**Problem**
Present the following entries again, word for word and in full.

**Information supplied**
######

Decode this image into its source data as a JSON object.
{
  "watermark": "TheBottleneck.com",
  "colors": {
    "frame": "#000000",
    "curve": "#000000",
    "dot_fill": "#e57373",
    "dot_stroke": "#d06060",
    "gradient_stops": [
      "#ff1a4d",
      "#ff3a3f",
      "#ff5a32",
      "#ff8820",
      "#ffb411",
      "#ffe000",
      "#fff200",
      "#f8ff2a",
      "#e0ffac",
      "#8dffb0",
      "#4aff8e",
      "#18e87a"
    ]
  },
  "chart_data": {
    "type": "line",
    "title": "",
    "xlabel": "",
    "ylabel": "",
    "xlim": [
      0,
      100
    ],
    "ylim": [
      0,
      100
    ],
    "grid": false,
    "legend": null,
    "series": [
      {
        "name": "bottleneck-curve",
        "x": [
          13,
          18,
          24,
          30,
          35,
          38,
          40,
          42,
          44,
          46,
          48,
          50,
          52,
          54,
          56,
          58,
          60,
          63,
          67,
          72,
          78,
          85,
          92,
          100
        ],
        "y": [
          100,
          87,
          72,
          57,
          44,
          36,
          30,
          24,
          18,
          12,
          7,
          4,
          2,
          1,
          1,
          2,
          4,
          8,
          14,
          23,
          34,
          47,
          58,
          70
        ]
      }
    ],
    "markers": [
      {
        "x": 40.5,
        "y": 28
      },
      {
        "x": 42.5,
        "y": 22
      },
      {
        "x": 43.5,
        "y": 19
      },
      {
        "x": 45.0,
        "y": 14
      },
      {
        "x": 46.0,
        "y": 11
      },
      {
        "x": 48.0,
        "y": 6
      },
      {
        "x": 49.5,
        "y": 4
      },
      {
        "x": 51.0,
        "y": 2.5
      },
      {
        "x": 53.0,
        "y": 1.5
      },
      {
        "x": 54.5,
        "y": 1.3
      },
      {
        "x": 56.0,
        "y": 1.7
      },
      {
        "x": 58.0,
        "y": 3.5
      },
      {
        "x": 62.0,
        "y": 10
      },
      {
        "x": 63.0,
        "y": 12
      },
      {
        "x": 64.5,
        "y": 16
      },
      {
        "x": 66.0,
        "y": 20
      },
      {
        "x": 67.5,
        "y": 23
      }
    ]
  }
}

######

**Answer to the task**
Decode this image into its source data as a JSON object.
{
  "watermark": "TheBottleneck.com",
  "colors": {
    "frame": "#000000",
    "curve": "#000000",
    "dot_fill": "#e57373",
    "dot_stroke": "#d06060",
    "gradient_stops": [
      "#ff1a4d",
      "#ff3a3f",
      "#ff5a32",
      "#ff8820",
      "#ffb411",
      "#ffe000",
      "#fff200",
      "#f8ff2a",
      "#e0ffac",
      "#8dffb0",
      "#4aff8e",
      "#18e87a"
    ]
  },
  "chart_data": {
    "type": "line",
    "title": "",
    "xlabel": "",
    "ylabel": "",
    "xlim": [
      0,
      100
    ],
    "ylim": [
      0,
      100
    ],
    "grid": false,
    "legend": null,
    "series": [
      {
        "name": "bottleneck-curve",
        "x": [
          13,
          18,
          24,
          30,
          35,
          38,
          40,
          42,
          44,
          46,
          48,
          50,
          52,
          54,
          56,
          58,
          60,
          63,
          67,
          72,
          78,
          85,
          92,
          100
        ],
        "y": [
          100,
          87,
          72,
          57,
          44,
          36,
          30,
          24,
          18,
          12,
          7,
          4,
          2,
          1,
          1,
          2,
          4,
          8,
          14,
          23,
          34,
          47,
          58,
          70
        ]
      }
    ],
    "markers": [
      {
        "x": 40.5,
        "y": 28
      },
      {
        "x": 42.5,
        "y": 22
      },
      {
        "x": 43.5,
        "y": 19
      },
      {
        "x": 45.0,
        "y": 14
      },
      {
        "x": 46.0,
        "y": 11
      },
      {
        "x": 48.0,
        "y": 6
      },
      {
        "x": 49.5,
        "y": 4
      },
      {
        "x": 51.0,
        "y": 2.5
      },
      {
        "x": 53.0,
        "y": 1.5
      },
      {
        "x": 54.5,
        "y": 1.3
      },
      {
        "x": 56.0,
        "y": 1.7
      },
      {
        "x": 58.0,
        "y": 3.5
      },
      {
        "x": 62.0,
        "y": 10
      },
      {
        "x": 63.0,
        "y": 12
      },
      {
        "x": 64.5,
        "y": 16
      },
      {
        "x": 66.0,
        "y": 20
      },
      {
        "x": 67.5,
        "y": 23
      }
    ]
  }
}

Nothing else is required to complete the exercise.